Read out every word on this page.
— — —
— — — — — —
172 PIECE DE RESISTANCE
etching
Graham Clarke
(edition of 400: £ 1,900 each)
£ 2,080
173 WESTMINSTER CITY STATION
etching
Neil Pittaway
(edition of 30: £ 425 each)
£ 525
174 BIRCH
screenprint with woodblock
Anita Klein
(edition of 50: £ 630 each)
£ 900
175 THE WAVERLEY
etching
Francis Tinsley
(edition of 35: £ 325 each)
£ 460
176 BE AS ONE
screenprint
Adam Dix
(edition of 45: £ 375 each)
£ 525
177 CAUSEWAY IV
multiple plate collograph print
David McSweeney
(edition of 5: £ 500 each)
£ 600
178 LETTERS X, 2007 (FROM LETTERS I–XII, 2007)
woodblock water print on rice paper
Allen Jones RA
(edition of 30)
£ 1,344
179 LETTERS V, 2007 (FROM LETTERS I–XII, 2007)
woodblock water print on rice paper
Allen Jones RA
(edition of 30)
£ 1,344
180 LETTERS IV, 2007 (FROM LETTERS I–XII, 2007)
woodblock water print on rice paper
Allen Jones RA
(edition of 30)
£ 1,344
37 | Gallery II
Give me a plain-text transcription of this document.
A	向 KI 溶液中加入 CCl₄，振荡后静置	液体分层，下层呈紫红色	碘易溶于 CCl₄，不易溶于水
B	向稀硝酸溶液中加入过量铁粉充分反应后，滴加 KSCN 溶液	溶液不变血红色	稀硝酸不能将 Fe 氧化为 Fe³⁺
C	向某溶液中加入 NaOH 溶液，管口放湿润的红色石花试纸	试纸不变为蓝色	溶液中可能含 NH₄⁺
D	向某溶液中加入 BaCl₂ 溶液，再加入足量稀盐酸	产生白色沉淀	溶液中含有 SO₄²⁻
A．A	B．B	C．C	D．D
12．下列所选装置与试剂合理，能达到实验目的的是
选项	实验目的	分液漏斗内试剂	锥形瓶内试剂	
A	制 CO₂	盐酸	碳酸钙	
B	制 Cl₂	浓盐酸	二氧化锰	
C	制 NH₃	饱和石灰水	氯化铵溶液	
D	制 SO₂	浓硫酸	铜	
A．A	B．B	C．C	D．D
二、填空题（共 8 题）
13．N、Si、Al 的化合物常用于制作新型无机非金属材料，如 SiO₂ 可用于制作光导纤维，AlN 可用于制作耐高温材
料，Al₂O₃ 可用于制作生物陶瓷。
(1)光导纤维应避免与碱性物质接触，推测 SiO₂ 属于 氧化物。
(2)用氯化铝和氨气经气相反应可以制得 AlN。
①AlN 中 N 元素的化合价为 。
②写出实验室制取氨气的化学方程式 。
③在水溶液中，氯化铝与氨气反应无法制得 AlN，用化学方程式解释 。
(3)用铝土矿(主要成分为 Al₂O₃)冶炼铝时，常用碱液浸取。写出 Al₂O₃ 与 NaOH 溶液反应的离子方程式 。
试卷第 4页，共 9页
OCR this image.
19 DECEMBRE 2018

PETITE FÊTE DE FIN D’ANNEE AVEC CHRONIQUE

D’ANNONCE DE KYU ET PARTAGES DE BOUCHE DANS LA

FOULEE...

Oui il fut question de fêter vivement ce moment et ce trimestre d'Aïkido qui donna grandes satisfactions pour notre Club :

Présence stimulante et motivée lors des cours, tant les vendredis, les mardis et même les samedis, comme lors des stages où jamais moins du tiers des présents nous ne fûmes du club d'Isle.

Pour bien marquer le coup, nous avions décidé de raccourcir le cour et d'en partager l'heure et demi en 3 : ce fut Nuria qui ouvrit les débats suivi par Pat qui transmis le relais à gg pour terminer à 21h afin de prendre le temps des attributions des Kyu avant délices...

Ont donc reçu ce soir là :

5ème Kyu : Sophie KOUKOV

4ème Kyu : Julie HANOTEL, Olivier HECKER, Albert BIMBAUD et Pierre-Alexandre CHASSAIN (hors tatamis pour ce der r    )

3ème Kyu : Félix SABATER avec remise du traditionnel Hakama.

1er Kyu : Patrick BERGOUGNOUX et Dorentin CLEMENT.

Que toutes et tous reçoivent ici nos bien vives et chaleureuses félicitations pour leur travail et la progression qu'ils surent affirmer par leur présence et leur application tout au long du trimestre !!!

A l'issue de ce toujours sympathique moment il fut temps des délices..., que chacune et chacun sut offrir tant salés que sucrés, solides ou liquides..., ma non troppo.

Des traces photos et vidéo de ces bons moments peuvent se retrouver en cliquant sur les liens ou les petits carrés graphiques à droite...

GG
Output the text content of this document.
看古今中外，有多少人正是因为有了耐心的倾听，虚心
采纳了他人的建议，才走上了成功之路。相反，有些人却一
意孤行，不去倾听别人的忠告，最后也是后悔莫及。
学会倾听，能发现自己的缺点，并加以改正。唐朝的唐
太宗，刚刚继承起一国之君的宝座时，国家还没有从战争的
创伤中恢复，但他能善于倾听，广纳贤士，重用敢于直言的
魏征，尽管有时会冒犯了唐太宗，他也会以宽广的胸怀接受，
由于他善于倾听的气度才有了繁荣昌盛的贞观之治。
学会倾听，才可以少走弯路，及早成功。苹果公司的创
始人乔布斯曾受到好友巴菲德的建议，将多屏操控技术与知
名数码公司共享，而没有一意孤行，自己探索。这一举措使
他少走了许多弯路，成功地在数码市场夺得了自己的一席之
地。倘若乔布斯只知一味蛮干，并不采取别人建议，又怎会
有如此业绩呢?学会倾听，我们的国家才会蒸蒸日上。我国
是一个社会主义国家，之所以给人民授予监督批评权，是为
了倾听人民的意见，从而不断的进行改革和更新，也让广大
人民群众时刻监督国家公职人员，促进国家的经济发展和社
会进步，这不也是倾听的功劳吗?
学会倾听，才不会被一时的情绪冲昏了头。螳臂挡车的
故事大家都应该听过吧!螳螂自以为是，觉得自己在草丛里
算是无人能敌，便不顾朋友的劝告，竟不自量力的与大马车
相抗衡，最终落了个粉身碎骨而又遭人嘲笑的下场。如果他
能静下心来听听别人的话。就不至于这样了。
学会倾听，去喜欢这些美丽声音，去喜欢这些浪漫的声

• **What to produce**: Copy the material above back out, exactly as written.

• **Task answer**:
Read out every word on this page.
— — —
— — — — — —
172 PIECE DE RESISTANCE
etching
Graham Clarke
(edition of 400: £ 1,900 each)
£ 2,080
173 WESTMINSTER CITY STATION
etching
Neil Pittaway
(edition of 30: £ 425 each)
£ 525
174 BIRCH
screenprint with woodblock
Anita Klein
(edition of 50: £ 630 each)
£ 900
175 THE WAVERLEY
etching
Francis Tinsley
(edition of 35: £ 325 each)
£ 460
176 BE AS ONE
screenprint
Adam Dix
(edition of 45: £ 375 each)
£ 525
177 CAUSEWAY IV
multiple plate collograph print
David McSweeney
(edition of 5: £ 500 each)
£ 600
178 LETTERS X, 2007 (FROM LETTERS I–XII, 2007)
woodblock water print on rice paper
Allen Jones RA
(edition of 30)
£ 1,344
179 LETTERS V, 2007 (FROM LETTERS I–XII, 2007)
woodblock water print on rice paper
Allen Jones RA
(edition of 30)
£ 1,344
180 LETTERS IV, 2007 (FROM LETTERS I–XII, 2007)
woodblock water print on rice paper
Allen Jones RA
(edition of 30)
£ 1,344
37 | Gallery II
Give me a plain-text transcription of this document.
A	向 KI 溶液中加入 CCl₄，振荡后静置	液体分层，下层呈紫红色	碘易溶于 CCl₄，不易溶于水
B	向稀硝酸溶液中加入过量铁粉充分反应后，滴加 KSCN 溶液	溶液不变血红色	稀硝酸不能将 Fe 氧化为 Fe³⁺
C	向某溶液中加入 NaOH 溶液，管口放湿润的红色石花试纸	试纸不变为蓝色	溶液中可能含 NH₄⁺
D	向某溶液中加入 BaCl₂ 溶液，再加入足量稀盐酸	产生白色沉淀	溶液中含有 SO₄²⁻
A．A	B．B	C．C	D．D
12．下列所选装置与试剂合理，能达到实验目的的是
选项	实验目的	分液漏斗内试剂	锥形瓶内试剂	
A	制 CO₂	盐酸	碳酸钙	
B	制 Cl₂	浓盐酸	二氧化锰	
C	制 NH₃	饱和石灰水	氯化铵溶液	
D	制 SO₂	浓硫酸	铜	
A．A	B．B	C．C	D．D
二、填空题（共 8 题）
13．N、Si、Al 的化合物常用于制作新型无机非金属材料，如 SiO₂ 可用于制作光导纤维，AlN 可用于制作耐高温材
料，Al₂O₃ 可用于制作生物陶瓷。
(1)光导纤维应避免与碱性物质接触，推测 SiO₂ 属于 氧化物。
(2)用氯化铝和氨气经气相反应可以制得 AlN。
①AlN 中 N 元素的化合价为 。
②写出实验室制取氨气的化学方程式 。
③在水溶液中，氯化铝与氨气反应无法制得 AlN，用化学方程式解释 。
(3)用铝土矿(主要成分为 Al₂O₃)冶炼铝时，常用碱液浸取。写出 Al₂O₃ 与 NaOH 溶液反应的离子方程式 。
试卷第 4页，共 9页
OCR this image.
19 DECEMBRE 2018

PETITE FÊTE DE FIN D’ANNEE AVEC CHRONIQUE

D’ANNONCE DE KYU ET PARTAGES DE BOUCHE DANS LA

FOULEE...

Oui il fut question de fêter vivement ce moment et ce trimestre d'Aïkido qui donna grandes satisfactions pour notre Club :

Présence stimulante et motivée lors des cours, tant les vendredis, les mardis et même les samedis, comme lors des stages où jamais moins du tiers des présents nous ne fûmes du club d'Isle.

Pour bien marquer le coup, nous avions décidé de raccourcir le cour et d'en partager l'heure et demi en 3 : ce fut Nuria qui ouvrit les débats suivi par Pat qui transmis le relais à gg pour terminer à 21h afin de prendre le temps des attributions des Kyu avant délices...

Ont donc reçu ce soir là :

5ème Kyu : Sophie KOUKOV

4ème Kyu : Julie HANOTEL, Olivier HECKER, Albert BIMBAUD et Pierre-Alexandre CHASSAIN (hors tatamis pour ce der r    )

3ème Kyu : Félix SABATER avec remise du traditionnel Hakama.

1er Kyu : Patrick BERGOUGNOUX et Dorentin CLEMENT.

Que toutes et tous reçoivent ici nos bien vives et chaleureuses félicitations pour leur travail et la progression qu'ils surent affirmer par leur présence et leur application tout au long du trimestre !!!

A l'issue de ce toujours sympathique moment il fut temps des délices..., que chacune et chacun sut offrir tant salés que sucrés, solides ou liquides..., ma non troppo.

Des traces photos et vidéo de ces bons moments peuvent se retrouver en cliquant sur les liens ou les petits carrés graphiques à droite...

GG
Output the text content of this document.
看古今中外，有多少人正是因为有了耐心的倾听，虚心
采纳了他人的建议，才走上了成功之路。相反，有些人却一
意孤行，不去倾听别人的忠告，最后也是后悔莫及。
学会倾听，能发现自己的缺点，并加以改正。唐朝的唐
太宗，刚刚继承起一国之君的宝座时，国家还没有从战争的
创伤中恢复，但他能善于倾听，广纳贤士，重用敢于直言的
魏征，尽管有时会冒犯了唐太宗，他也会以宽广的胸怀接受，
由于他善于倾听的气度才有了繁荣昌盛的贞观之治。
学会倾听，才可以少走弯路，及早成功。苹果公司的创
始人乔布斯曾受到好友巴菲德的建议，将多屏操控技术与知
名数码公司共享，而没有一意孤行，自己探索。这一举措使
他少走了许多弯路，成功地在数码市场夺得了自己的一席之
地。倘若乔布斯只知一味蛮干，并不采取别人建议，又怎会
有如此业绩呢?学会倾听，我们的国家才会蒸蒸日上。我国
是一个社会主义国家，之所以给人民授予监督批评权，是为
了倾听人民的意见，从而不断的进行改革和更新，也让广大
人民群众时刻监督国家公职人员，促进国家的经济发展和社
会进步，这不也是倾听的功劳吗?
学会倾听，才不会被一时的情绪冲昏了头。螳臂挡车的
故事大家都应该听过吧!螳螂自以为是，觉得自己在草丛里
算是无人能敌，便不顾朋友的劝告，竟不自量力的与大马车
相抗衡，最终落了个粉身碎骨而又遭人嘲笑的下场。如果他
能静下心来听听别人的话。就不至于这样了。
学会倾听，去喜欢这些美丽声音，去喜欢这些浪漫的声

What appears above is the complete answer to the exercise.